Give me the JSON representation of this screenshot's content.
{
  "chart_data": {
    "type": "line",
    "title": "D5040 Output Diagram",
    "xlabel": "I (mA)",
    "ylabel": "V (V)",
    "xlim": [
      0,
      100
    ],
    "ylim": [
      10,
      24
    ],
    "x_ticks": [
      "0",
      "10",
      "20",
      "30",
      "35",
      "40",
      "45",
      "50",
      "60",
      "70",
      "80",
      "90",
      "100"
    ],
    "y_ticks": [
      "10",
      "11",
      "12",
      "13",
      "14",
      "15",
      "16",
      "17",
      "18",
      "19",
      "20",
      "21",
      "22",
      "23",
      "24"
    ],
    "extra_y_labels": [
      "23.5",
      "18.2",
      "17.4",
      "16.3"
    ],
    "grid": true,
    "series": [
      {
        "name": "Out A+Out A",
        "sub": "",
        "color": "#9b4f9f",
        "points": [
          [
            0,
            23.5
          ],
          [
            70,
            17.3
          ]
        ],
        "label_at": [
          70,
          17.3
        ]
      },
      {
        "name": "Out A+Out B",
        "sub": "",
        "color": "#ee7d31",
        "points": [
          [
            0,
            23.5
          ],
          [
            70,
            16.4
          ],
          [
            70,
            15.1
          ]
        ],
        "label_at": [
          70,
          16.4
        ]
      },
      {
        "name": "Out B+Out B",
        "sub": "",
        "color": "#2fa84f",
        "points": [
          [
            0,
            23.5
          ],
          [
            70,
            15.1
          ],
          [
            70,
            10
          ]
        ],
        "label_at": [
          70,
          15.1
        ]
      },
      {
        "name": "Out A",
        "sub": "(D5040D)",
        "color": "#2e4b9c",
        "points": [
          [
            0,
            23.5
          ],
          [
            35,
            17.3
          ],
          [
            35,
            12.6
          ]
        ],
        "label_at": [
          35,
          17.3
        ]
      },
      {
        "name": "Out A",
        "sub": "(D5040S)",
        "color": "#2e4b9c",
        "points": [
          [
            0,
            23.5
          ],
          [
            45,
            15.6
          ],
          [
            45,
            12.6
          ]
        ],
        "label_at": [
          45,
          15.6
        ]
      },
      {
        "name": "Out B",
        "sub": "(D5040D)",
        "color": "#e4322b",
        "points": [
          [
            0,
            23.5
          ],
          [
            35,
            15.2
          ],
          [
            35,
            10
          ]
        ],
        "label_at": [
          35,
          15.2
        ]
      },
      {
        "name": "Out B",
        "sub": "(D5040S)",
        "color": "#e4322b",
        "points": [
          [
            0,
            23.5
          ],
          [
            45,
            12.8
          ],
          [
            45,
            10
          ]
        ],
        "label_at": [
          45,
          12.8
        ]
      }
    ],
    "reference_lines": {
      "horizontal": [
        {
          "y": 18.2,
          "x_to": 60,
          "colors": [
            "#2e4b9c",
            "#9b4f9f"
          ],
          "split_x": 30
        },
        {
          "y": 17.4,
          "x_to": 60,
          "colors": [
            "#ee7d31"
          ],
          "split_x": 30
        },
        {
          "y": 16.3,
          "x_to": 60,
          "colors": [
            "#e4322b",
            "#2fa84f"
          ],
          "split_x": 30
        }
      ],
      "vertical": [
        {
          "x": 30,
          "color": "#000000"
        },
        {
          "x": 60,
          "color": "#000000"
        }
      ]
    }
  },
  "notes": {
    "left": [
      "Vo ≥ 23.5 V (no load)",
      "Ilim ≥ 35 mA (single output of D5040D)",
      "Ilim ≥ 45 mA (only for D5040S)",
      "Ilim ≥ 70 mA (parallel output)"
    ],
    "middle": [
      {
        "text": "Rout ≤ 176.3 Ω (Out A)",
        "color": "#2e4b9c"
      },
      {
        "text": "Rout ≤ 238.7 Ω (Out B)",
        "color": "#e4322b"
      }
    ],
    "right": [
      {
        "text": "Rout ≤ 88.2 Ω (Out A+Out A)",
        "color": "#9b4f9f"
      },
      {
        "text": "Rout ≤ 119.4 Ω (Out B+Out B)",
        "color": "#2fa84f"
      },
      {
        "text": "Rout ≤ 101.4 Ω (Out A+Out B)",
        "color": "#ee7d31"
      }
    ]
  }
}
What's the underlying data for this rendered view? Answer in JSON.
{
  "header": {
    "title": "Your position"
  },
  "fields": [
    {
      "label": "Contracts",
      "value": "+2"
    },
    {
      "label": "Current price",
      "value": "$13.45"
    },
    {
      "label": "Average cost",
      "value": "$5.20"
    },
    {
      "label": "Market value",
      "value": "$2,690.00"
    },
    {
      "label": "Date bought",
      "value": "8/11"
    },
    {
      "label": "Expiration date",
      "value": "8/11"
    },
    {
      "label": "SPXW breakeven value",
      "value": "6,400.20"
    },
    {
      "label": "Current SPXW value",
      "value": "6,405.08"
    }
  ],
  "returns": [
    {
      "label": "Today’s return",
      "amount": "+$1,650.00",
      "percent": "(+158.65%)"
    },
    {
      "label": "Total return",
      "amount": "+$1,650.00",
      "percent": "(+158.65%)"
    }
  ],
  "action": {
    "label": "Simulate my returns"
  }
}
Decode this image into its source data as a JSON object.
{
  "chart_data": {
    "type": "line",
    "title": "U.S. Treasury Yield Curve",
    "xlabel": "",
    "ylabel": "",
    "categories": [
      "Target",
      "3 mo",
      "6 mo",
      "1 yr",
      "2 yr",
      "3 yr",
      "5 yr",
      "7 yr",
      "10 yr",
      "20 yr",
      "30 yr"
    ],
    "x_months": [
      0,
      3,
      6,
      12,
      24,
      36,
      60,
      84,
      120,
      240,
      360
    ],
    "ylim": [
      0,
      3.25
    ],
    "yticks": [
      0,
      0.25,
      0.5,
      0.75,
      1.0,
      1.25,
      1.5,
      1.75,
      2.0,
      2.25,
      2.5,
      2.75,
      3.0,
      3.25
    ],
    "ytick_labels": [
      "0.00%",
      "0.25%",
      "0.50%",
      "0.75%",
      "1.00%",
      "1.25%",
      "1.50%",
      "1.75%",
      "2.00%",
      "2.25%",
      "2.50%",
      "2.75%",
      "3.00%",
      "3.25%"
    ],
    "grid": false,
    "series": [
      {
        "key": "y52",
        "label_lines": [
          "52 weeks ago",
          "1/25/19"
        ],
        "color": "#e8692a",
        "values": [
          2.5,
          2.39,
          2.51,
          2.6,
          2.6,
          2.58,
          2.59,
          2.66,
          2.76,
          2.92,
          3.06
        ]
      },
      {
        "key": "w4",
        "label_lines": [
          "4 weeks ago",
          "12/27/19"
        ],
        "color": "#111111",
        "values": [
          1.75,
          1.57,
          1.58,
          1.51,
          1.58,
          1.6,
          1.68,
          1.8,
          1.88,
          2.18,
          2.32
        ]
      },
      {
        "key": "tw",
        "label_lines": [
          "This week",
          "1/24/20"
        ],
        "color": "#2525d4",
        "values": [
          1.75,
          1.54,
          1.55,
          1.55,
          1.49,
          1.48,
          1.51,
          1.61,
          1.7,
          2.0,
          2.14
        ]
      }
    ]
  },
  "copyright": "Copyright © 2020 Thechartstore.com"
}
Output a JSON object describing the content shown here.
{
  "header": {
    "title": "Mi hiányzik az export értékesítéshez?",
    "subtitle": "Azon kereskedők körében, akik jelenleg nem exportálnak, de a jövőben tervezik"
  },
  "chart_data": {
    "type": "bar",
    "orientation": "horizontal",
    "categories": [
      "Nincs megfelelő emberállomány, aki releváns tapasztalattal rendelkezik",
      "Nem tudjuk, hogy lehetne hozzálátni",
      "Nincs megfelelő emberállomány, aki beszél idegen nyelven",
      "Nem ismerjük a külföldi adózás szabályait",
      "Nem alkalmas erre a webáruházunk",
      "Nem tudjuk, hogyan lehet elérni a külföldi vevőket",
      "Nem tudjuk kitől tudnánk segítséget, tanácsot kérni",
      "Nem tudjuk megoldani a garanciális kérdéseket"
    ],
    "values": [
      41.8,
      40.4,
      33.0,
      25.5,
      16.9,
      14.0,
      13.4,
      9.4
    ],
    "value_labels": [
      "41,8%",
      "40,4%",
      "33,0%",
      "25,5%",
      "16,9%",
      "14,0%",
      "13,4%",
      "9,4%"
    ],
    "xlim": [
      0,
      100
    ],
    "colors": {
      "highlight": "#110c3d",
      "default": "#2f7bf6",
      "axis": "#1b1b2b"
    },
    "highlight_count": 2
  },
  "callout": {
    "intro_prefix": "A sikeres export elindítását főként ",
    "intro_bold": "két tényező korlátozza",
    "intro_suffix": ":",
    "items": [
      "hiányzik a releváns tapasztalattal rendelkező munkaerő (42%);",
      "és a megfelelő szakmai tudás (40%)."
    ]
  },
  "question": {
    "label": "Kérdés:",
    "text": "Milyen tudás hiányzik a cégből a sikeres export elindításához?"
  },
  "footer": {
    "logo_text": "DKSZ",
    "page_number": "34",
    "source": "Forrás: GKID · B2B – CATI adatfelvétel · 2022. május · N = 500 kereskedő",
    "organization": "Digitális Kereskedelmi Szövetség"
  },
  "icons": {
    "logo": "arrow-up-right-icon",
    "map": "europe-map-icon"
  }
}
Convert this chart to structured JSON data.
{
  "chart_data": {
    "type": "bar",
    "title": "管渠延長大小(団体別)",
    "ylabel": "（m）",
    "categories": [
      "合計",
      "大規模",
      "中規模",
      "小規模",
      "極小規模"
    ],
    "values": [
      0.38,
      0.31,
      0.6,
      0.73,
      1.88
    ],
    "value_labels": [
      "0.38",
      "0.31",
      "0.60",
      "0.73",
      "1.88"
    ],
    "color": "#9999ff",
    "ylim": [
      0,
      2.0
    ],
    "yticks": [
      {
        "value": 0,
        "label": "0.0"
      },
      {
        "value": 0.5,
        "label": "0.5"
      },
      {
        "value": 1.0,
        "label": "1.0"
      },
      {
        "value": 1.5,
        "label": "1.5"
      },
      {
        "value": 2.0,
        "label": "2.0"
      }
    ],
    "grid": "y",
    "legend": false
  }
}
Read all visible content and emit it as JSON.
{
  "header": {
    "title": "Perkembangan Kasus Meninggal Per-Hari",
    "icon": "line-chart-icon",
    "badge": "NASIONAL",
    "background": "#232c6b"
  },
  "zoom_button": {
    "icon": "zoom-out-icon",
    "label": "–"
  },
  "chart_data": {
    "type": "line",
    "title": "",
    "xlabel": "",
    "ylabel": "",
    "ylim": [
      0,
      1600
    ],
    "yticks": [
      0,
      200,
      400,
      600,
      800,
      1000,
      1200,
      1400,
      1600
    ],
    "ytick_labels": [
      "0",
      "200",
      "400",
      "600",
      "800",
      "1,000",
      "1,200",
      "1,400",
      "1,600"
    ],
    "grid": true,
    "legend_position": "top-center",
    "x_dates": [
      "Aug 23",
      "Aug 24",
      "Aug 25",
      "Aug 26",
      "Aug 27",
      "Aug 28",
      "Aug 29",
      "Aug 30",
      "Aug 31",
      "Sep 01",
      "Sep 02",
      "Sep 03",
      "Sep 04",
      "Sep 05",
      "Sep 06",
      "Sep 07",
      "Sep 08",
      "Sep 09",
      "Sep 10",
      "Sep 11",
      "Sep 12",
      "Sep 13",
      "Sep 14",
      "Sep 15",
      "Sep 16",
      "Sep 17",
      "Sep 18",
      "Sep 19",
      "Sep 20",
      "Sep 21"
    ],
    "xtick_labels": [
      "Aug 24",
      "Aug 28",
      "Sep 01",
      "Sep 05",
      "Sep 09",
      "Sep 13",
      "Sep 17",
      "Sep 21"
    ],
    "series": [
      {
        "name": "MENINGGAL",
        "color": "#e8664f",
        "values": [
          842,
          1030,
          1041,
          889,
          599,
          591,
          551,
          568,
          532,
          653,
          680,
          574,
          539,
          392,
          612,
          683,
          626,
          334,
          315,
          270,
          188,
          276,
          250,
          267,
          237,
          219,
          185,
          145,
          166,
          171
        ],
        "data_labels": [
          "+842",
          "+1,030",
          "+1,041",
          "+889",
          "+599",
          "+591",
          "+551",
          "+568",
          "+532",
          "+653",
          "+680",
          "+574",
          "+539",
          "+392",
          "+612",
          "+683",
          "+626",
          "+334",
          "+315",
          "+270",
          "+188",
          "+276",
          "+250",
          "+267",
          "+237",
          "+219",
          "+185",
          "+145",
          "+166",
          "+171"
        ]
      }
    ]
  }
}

==============================

§ Exercise instructions: Scan the listing above and identify each line holding the string "grid"; copy every such line.

§ Exercise response:
    "grid": true,
    "grid": false,
    "grid": "y",
    "grid": true,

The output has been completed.